Dataset:

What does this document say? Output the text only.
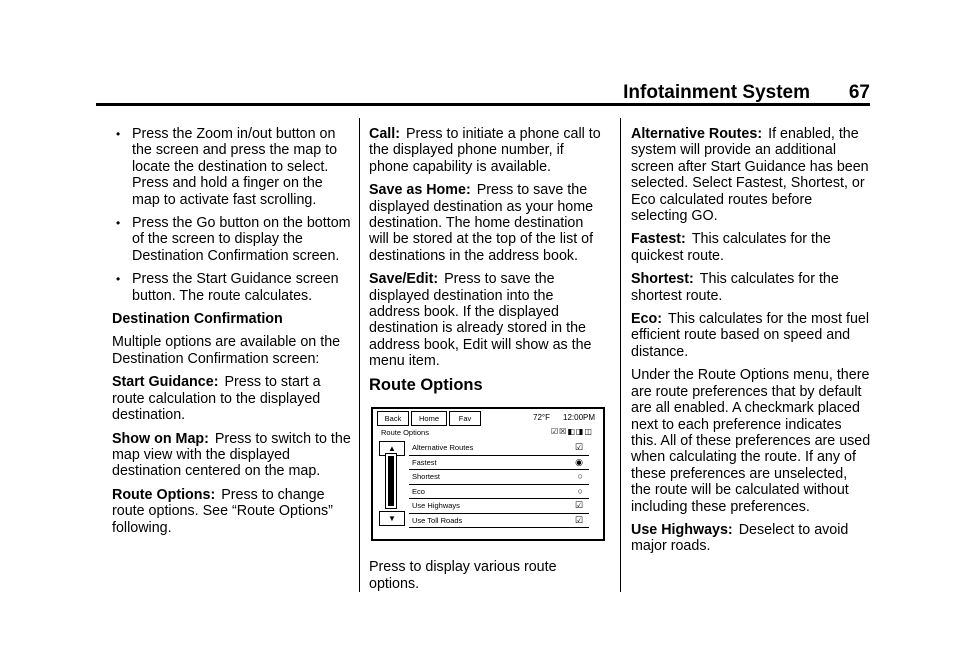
Infotainment System 67
• Press the Zoom in/out button on the screen and press the map to locate the destination to select. Press and hold a finger on the map to activate fast scrolling.
• Press the Go button on the bottom of the screen to display the Destination Confirmation screen.
• Press the Start Guidance screen button. The route calculates.
Destination Confirmation

Multiple options are available on the Destination Confirmation screen:

Start Guidance: Press to start a route calculation to the displayed destination.

Show on Map: Press to switch to the map view with the displayed destination centered on the map.

Route Options: Press to change route options. See “Route Options” following.

Call: Press to initiate a phone call to the displayed phone number, if phone capability is available.

Save as Home: Press to save the displayed destination as your home destination. The home destination will be stored at the top of the list of destinations in the address book.

Save/Edit: Press to save the displayed destination into the address book. If the displayed destination is already stored in the address book, Edit will show as the menu item.

Route Options
Back	Home	Fav	72°F 12:00PM
Route Options	☑☒◧◨◫
▲
▼
Alternative Routes	☑
Fastest	◉
Shortest	○
Eco	○
Use Highways	☑
Use Toll Roads	☑

Press to display various route options.

Alternative Routes: If enabled, the system will provide an additional screen after Start Guidance has been selected. Select Fastest, Shortest, or Eco calculated routes before selecting GO.

Fastest: This calculates for the quickest route.

Shortest: This calculates for the shortest route.

Eco: This calculates for the most fuel efficient route based on speed and distance.

Under the Route Options menu, there are route preferences that by default are all enabled. A checkmark placed next to each preference indicates this. All of these preferences are used when calculating the route. If any of these preferences are unselected, the route will be calculated without including these preferences.

Use Highways: Deselect to avoid major roads.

Directive: Identify the lines of the entries containing the string "Home". Copy each such line.

Solution to this task:
Save as Home: Press to save the displayed destination as your home destination. The home destination will be stored at the top of the list of destinations in the address book.
Back	Home	Fav	72°F 12:00PM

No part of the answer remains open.